» Written problem: Please transcribe the records precisely; pictures stay out of your copy.
::: Provided data :::
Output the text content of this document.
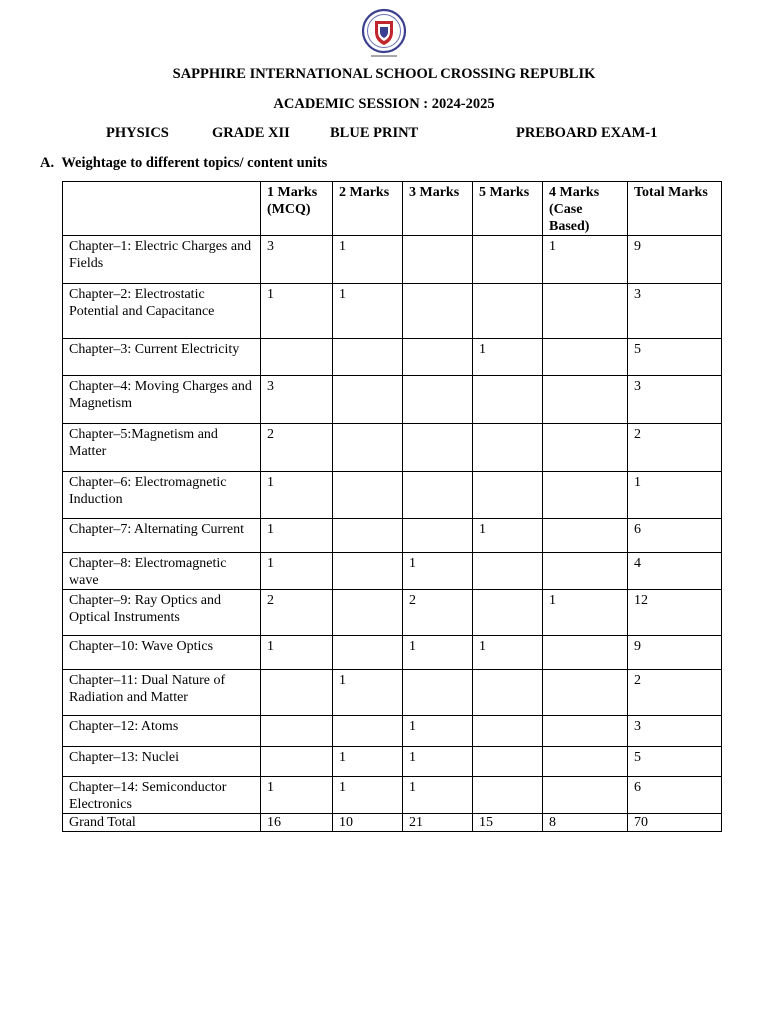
SAPPHIRE INTERNATIONAL SCHOOL CROSSING REPUBLIK
ACADEMIC SESSION : 2024-2025
PHYSICS	GRADE XII	BLUE PRINT	PREBOARD EXAM-1
A. Weightage to different topics/ content units
	1 Marks (MCQ)	2 Marks	3 Marks	5 Marks	4 Marks (Case Based)	Total Marks
Chapter–1: Electric Charges and Fields	3	1			1	9
Chapter–2: Electrostatic Potential and Capacitance	1	1				3
Chapter–3: Current Electricity				1		5
Chapter–4: Moving Charges and Magnetism	3					3
Chapter–5:Magnetism and Matter	2					2
Chapter–6: Electromagnetic Induction	1					1
Chapter–7: Alternating Current	1			1		6
Chapter–8: Electromagnetic wave	1		1			4
Chapter–9: Ray Optics and Optical Instruments	2		2		1	12
Chapter–10: Wave Optics	1		1	1		9
Chapter–11: Dual Nature of Radiation and Matter		1				2
Chapter–12: Atoms			1			3
Chapter–13: Nuclei		1	1			5
Chapter–14: Semiconductor Electronics	1	1	1			6
Grand Total	16	10	21	15	8	70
:::
» Problem solution:
Output the text content of this document.
SAPPHIRE INTERNATIONAL SCHOOL CROSSING REPUBLIK
ACADEMIC SESSION : 2024-2025
PHYSICS	GRADE XII	BLUE PRINT	PREBOARD EXAM-1
A. Weightage to different topics/ content units
	1 Marks (MCQ)	2 Marks	3 Marks	5 Marks	4 Marks (Case Based)	Total Marks
Chapter–1: Electric Charges and Fields	3	1			1	9
Chapter–2: Electrostatic Potential and Capacitance	1	1				3
Chapter–3: Current Electricity				1		5
Chapter–4: Moving Charges and Magnetism	3					3
Chapter–5:Magnetism and Matter	2					2
Chapter–6: Electromagnetic Induction	1					1
Chapter–7: Alternating Current	1			1		6
Chapter–8: Electromagnetic wave	1		1			4
Chapter–9: Ray Optics and Optical Instruments	2		2		1	12
Chapter–10: Wave Optics	1		1	1		9
Chapter–11: Dual Nature of Radiation and Matter		1				2
Chapter–12: Atoms			1			3
Chapter–13: Nuclei		1	1			5
Chapter–14: Semiconductor Electronics	1	1	1			6
Grand Total	16	10	21	15	8	70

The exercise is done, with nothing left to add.